> _Data section_
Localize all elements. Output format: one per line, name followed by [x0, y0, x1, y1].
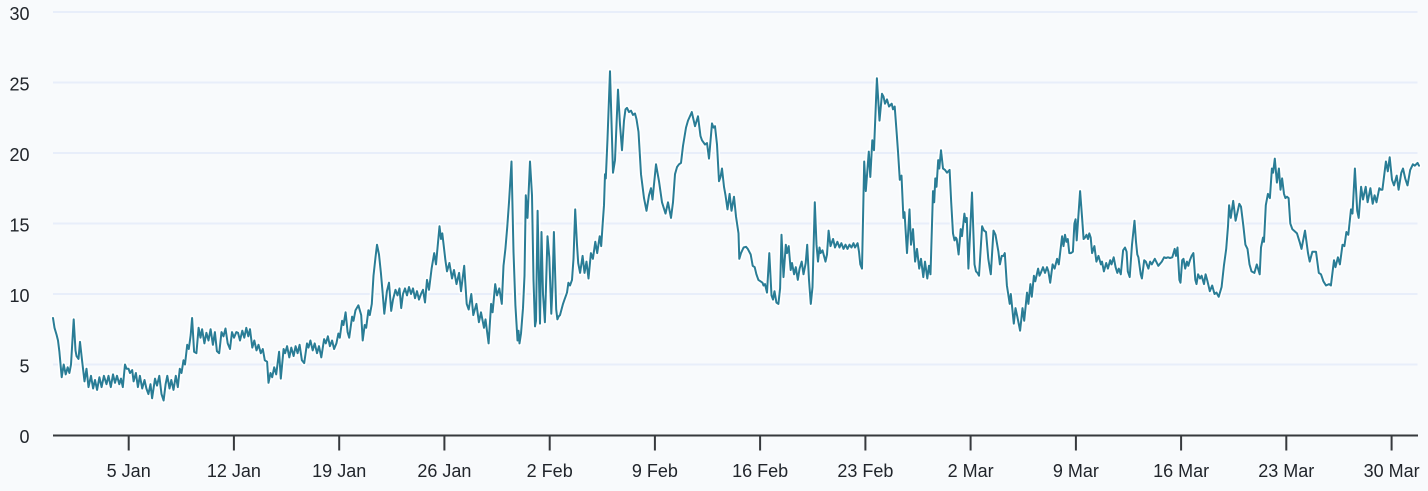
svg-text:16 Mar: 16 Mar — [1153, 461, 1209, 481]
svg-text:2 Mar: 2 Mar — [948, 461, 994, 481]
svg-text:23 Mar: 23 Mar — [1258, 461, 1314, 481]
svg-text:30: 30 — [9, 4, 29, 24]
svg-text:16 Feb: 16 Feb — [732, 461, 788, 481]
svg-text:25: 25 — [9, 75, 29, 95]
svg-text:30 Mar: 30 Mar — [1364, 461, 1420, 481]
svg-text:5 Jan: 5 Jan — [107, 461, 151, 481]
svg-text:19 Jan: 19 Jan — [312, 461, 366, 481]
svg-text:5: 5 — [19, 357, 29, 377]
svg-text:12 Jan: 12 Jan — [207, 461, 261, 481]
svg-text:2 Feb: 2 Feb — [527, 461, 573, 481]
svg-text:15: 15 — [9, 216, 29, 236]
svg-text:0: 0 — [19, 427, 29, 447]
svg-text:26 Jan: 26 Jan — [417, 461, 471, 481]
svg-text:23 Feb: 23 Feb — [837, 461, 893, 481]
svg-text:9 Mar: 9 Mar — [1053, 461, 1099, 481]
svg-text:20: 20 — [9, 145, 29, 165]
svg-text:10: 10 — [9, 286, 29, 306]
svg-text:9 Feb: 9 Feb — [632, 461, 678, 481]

==

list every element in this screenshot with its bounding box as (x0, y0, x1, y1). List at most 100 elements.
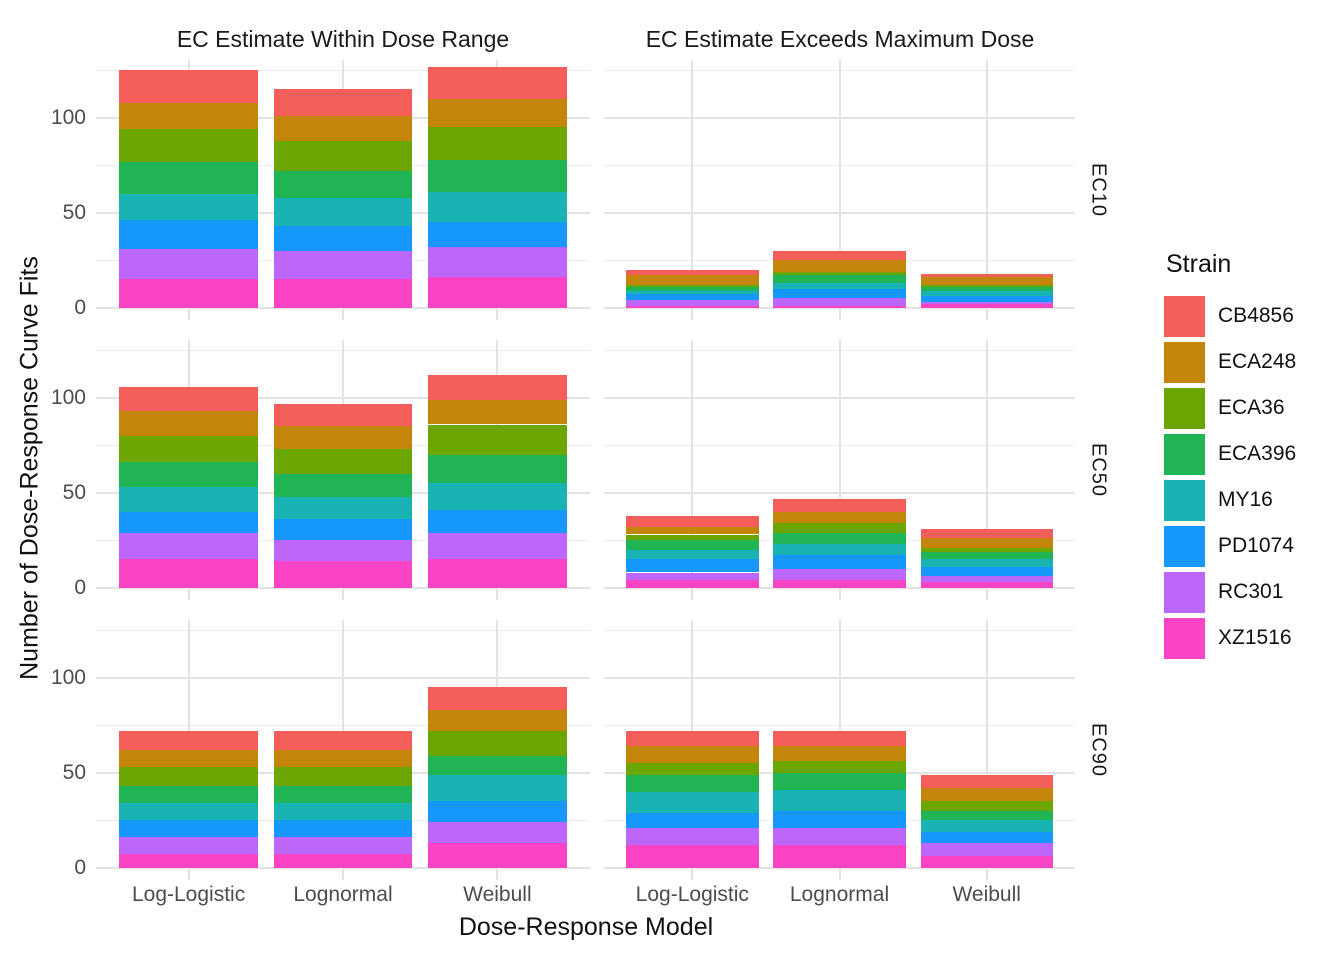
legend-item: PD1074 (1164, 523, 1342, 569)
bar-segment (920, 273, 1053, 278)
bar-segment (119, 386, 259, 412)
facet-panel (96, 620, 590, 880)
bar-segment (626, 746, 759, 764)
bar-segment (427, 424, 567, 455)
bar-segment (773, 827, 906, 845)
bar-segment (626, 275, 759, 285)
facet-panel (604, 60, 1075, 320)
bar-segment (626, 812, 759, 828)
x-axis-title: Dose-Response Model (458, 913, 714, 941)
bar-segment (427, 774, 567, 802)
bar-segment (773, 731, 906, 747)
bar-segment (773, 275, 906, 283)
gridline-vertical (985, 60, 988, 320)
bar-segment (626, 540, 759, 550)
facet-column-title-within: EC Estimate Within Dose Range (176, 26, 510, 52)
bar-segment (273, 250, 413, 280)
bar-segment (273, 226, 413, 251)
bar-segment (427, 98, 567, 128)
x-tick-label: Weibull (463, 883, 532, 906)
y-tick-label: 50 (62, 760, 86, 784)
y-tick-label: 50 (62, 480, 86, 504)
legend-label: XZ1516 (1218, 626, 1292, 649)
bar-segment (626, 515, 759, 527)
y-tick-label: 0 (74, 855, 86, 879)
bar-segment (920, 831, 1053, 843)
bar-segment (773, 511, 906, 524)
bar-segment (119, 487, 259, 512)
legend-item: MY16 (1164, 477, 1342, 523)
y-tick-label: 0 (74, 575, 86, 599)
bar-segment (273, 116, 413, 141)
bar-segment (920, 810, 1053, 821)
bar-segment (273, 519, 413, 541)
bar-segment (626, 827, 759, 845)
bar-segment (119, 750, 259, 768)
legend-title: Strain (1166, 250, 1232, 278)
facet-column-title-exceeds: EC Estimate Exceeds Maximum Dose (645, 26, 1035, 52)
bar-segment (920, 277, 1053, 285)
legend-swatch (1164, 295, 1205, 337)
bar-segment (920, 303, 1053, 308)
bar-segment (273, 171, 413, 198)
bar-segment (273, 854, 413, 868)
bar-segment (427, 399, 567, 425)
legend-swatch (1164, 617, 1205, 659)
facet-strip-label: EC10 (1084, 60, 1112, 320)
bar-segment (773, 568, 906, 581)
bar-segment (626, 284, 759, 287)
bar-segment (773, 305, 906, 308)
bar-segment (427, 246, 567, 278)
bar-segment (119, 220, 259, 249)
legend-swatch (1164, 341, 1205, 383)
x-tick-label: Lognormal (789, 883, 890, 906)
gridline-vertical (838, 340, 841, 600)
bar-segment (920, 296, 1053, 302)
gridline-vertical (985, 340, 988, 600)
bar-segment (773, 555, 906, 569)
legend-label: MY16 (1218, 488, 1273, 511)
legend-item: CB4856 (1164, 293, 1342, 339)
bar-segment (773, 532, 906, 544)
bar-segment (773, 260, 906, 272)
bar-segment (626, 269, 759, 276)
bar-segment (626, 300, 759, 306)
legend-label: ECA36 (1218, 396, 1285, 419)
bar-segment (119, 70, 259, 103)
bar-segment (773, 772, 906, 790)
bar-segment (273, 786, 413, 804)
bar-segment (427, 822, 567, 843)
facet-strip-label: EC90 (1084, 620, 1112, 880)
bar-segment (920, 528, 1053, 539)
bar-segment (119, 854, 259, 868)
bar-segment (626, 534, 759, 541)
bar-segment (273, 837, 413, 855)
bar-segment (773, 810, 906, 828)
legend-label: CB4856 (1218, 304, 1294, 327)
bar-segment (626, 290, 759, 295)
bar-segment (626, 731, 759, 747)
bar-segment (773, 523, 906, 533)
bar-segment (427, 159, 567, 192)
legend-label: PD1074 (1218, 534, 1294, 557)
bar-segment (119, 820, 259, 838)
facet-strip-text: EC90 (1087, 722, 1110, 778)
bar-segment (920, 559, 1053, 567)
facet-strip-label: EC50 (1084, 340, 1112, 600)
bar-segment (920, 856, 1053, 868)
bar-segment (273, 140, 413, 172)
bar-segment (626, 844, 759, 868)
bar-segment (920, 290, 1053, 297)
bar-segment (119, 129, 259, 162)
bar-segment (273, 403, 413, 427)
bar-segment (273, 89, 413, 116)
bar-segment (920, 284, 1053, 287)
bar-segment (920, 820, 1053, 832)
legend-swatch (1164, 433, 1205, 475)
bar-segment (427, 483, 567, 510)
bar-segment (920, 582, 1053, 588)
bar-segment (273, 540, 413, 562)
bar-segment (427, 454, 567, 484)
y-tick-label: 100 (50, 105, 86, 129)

> _Exercise aim_
Reproduce the listing lines starting with the line that contains "svg-text:16 Mar: 16" and going on through the line that contains "svg-text:19 Jan: 19", including both of those lines.

> _Written solution_
svg-text:16 Mar: 16 Mar — [1153, 461, 1209, 481]
svg-text:2 Mar: 2 Mar — [948, 461, 994, 481]
svg-text:23 Mar: 23 Mar — [1258, 461, 1314, 481]
svg-text:30: 30 — [9, 4, 29, 24]
svg-text:16 Feb: 16 Feb — [732, 461, 788, 481]
svg-text:25: 25 — [9, 75, 29, 95]
svg-text:30 Mar: 30 Mar — [1364, 461, 1420, 481]
svg-text:5 Jan: 5 Jan — [107, 461, 151, 481]
svg-text:19 Jan: 19 Jan — [312, 461, 366, 481]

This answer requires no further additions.